# Start of Dataset entries

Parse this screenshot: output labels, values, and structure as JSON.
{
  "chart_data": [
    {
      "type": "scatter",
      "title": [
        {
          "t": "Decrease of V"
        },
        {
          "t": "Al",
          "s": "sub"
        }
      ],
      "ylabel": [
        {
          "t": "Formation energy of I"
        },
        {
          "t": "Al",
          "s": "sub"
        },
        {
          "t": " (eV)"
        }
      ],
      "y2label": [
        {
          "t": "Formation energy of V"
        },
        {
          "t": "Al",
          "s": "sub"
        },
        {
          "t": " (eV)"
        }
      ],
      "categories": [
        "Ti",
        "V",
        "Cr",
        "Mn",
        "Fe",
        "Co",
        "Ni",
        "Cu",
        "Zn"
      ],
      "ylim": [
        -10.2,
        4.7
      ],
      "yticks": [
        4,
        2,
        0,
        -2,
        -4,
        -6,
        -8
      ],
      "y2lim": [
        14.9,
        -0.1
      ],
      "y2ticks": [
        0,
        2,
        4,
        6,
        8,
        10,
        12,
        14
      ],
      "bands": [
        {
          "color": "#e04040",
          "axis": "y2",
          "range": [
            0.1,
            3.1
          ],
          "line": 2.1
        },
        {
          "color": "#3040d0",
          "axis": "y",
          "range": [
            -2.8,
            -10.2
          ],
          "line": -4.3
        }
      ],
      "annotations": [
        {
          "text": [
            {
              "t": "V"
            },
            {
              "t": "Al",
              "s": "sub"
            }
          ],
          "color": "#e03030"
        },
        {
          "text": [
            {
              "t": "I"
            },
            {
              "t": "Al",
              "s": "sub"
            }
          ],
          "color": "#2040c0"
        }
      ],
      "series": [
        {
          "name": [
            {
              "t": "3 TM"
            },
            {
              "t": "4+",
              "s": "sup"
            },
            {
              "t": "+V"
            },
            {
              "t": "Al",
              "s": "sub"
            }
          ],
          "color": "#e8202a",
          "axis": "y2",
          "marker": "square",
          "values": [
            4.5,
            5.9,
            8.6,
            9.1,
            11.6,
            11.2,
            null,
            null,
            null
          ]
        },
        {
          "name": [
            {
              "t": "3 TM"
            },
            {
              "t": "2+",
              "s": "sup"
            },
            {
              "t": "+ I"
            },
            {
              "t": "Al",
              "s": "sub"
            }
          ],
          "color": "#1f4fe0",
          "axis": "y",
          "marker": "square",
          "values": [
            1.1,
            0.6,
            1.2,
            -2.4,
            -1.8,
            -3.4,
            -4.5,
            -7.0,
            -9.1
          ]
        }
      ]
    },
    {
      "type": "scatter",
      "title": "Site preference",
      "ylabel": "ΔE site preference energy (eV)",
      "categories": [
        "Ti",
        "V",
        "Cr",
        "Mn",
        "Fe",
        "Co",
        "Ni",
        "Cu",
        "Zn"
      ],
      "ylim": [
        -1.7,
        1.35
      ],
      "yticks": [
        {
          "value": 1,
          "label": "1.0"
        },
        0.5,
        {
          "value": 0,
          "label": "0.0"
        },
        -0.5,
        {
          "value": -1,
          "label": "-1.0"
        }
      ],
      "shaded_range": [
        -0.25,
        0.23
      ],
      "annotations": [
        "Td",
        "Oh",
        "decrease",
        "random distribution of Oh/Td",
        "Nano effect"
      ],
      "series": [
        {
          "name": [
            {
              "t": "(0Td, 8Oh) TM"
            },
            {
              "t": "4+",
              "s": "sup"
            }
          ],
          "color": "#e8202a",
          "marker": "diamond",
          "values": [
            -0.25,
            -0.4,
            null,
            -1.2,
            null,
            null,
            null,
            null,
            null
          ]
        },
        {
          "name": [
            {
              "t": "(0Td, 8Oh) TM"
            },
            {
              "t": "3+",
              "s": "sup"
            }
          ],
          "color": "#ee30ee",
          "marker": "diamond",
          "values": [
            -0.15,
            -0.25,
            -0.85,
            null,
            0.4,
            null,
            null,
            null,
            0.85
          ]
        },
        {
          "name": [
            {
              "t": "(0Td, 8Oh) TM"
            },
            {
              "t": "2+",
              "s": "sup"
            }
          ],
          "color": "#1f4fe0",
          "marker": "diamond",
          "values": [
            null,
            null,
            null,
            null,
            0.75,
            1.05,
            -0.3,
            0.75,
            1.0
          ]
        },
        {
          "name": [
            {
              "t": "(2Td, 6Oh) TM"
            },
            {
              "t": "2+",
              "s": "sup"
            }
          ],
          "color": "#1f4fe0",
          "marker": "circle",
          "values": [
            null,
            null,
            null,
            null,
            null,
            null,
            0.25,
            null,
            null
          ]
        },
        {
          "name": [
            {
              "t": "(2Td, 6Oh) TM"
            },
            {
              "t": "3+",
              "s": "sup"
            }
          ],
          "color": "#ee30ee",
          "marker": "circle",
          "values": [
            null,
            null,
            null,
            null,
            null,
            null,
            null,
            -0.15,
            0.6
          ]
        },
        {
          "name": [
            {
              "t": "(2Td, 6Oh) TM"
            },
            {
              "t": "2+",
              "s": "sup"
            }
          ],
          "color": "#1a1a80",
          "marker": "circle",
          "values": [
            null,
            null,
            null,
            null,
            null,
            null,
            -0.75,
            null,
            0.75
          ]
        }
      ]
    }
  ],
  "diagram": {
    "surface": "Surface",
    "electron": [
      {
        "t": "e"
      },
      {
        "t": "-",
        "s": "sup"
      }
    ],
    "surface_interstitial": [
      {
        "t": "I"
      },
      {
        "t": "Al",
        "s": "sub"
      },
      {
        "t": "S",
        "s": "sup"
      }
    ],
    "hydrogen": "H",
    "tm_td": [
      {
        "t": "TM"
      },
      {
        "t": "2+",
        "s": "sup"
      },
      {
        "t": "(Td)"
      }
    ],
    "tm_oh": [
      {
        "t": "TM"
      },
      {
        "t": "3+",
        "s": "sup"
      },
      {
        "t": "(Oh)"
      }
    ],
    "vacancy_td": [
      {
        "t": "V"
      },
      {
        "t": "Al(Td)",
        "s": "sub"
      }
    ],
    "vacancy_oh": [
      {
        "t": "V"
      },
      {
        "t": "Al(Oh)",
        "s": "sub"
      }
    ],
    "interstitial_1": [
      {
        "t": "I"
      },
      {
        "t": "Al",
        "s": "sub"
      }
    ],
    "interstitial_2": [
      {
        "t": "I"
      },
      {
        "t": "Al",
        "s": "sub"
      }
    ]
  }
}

# End of Dataset entries

| Task brief |
Set all of the entries down again, exactly as they were given.

| Output of the exercise |
Parse this screenshot: output labels, values, and structure as JSON.
{
  "chart_data": [
    {
      "type": "scatter",
      "title": [
        {
          "t": "Decrease of V"
        },
        {
          "t": "Al",
          "s": "sub"
        }
      ],
      "ylabel": [
        {
          "t": "Formation energy of I"
        },
        {
          "t": "Al",
          "s": "sub"
        },
        {
          "t": " (eV)"
        }
      ],
      "y2label": [
        {
          "t": "Formation energy of V"
        },
        {
          "t": "Al",
          "s": "sub"
        },
        {
          "t": " (eV)"
        }
      ],
      "categories": [
        "Ti",
        "V",
        "Cr",
        "Mn",
        "Fe",
        "Co",
        "Ni",
        "Cu",
        "Zn"
      ],
      "ylim": [
        -10.2,
        4.7
      ],
      "yticks": [
        4,
        2,
        0,
        -2,
        -4,
        -6,
        -8
      ],
      "y2lim": [
        14.9,
        -0.1
      ],
      "y2ticks": [
        0,
        2,
        4,
        6,
        8,
        10,
        12,
        14
      ],
      "bands": [
        {
          "color": "#e04040",
          "axis": "y2",
          "range": [
            0.1,
            3.1
          ],
          "line": 2.1
        },
        {
          "color": "#3040d0",
          "axis": "y",
          "range": [
            -2.8,
            -10.2
          ],
          "line": -4.3
        }
      ],
      "annotations": [
        {
          "text": [
            {
              "t": "V"
            },
            {
              "t": "Al",
              "s": "sub"
            }
          ],
          "color": "#e03030"
        },
        {
          "text": [
            {
              "t": "I"
            },
            {
              "t": "Al",
              "s": "sub"
            }
          ],
          "color": "#2040c0"
        }
      ],
      "series": [
        {
          "name": [
            {
              "t": "3 TM"
            },
            {
              "t": "4+",
              "s": "sup"
            },
            {
              "t": "+V"
            },
            {
              "t": "Al",
              "s": "sub"
            }
          ],
          "color": "#e8202a",
          "axis": "y2",
          "marker": "square",
          "values": [
            4.5,
            5.9,
            8.6,
            9.1,
            11.6,
            11.2,
            null,
            null,
            null
          ]
        },
        {
          "name": [
            {
              "t": "3 TM"
            },
            {
              "t": "2+",
              "s": "sup"
            },
            {
              "t": "+ I"
            },
            {
              "t": "Al",
              "s": "sub"
            }
          ],
          "color": "#1f4fe0",
          "axis": "y",
          "marker": "square",
          "values": [
            1.1,
            0.6,
            1.2,
            -2.4,
            -1.8,
            -3.4,
            -4.5,
            -7.0,
            -9.1
          ]
        }
      ]
    },
    {
      "type": "scatter",
      "title": "Site preference",
      "ylabel": "ΔE site preference energy (eV)",
      "categories": [
        "Ti",
        "V",
        "Cr",
        "Mn",
        "Fe",
        "Co",
        "Ni",
        "Cu",
        "Zn"
      ],
      "ylim": [
        -1.7,
        1.35
      ],
      "yticks": [
        {
          "value": 1,
          "label": "1.0"
        },
        0.5,
        {
          "value": 0,
          "label": "0.0"
        },
        -0.5,
        {
          "value": -1,
          "label": "-1.0"
        }
      ],
      "shaded_range": [
        -0.25,
        0.23
      ],
      "annotations": [
        "Td",
        "Oh",
        "decrease",
        "random distribution of Oh/Td",
        "Nano effect"
      ],
      "series": [
        {
          "name": [
            {
              "t": "(0Td, 8Oh) TM"
            },
            {
              "t": "4+",
              "s": "sup"
            }
          ],
          "color": "#e8202a",
          "marker": "diamond",
          "values": [
            -0.25,
            -0.4,
            null,
            -1.2,
            null,
            null,
            null,
            null,
            null
          ]
        },
        {
          "name": [
            {
              "t": "(0Td, 8Oh) TM"
            },
            {
              "t": "3+",
              "s": "sup"
            }
          ],
          "color": "#ee30ee",
          "marker": "diamond",
          "values": [
            -0.15,
            -0.25,
            -0.85,
            null,
            0.4,
            null,
            null,
            null,
            0.85
          ]
        },
        {
          "name": [
            {
              "t": "(0Td, 8Oh) TM"
            },
            {
              "t": "2+",
              "s": "sup"
            }
          ],
          "color": "#1f4fe0",
          "marker": "diamond",
          "values": [
            null,
            null,
            null,
            null,
            0.75,
            1.05,
            -0.3,
            0.75,
            1.0
          ]
        },
        {
          "name": [
            {
              "t": "(2Td, 6Oh) TM"
            },
            {
              "t": "2+",
              "s": "sup"
            }
          ],
          "color": "#1f4fe0",
          "marker": "circle",
          "values": [
            null,
            null,
            null,
            null,
            null,
            null,
            0.25,
            null,
            null
          ]
        },
        {
          "name": [
            {
              "t": "(2Td, 6Oh) TM"
            },
            {
              "t": "3+",
              "s": "sup"
            }
          ],
          "color": "#ee30ee",
          "marker": "circle",
          "values": [
            null,
            null,
            null,
            null,
            null,
            null,
            null,
            -0.15,
            0.6
          ]
        },
        {
          "name": [
            {
              "t": "(2Td, 6Oh) TM"
            },
            {
              "t": "2+",
              "s": "sup"
            }
          ],
          "color": "#1a1a80",
          "marker": "circle",
          "values": [
            null,
            null,
            null,
            null,
            null,
            null,
            -0.75,
            null,
            0.75
          ]
        }
      ]
    }
  ],
  "diagram": {
    "surface": "Surface",
    "electron": [
      {
        "t": "e"
      },
      {
        "t": "-",
        "s": "sup"
      }
    ],
    "surface_interstitial": [
      {
        "t": "I"
      },
      {
        "t": "Al",
        "s": "sub"
      },
      {
        "t": "S",
        "s": "sup"
      }
    ],
    "hydrogen": "H",
    "tm_td": [
      {
        "t": "TM"
      },
      {
        "t": "2+",
        "s": "sup"
      },
      {
        "t": "(Td)"
      }
    ],
    "tm_oh": [
      {
        "t": "TM"
      },
      {
        "t": "3+",
        "s": "sup"
      },
      {
        "t": "(Oh)"
      }
    ],
    "vacancy_td": [
      {
        "t": "V"
      },
      {
        "t": "Al(Td)",
        "s": "sub"
      }
    ],
    "vacancy_oh": [
      {
        "t": "V"
      },
      {
        "t": "Al(Oh)",
        "s": "sub"
      }
    ],
    "interstitial_1": [
      {
        "t": "I"
      },
      {
        "t": "Al",
        "s": "sub"
      }
    ],
    "interstitial_2": [
      {
        "t": "I"
      },
      {
        "t": "Al",
        "s": "sub"
      }
    ]
  }
}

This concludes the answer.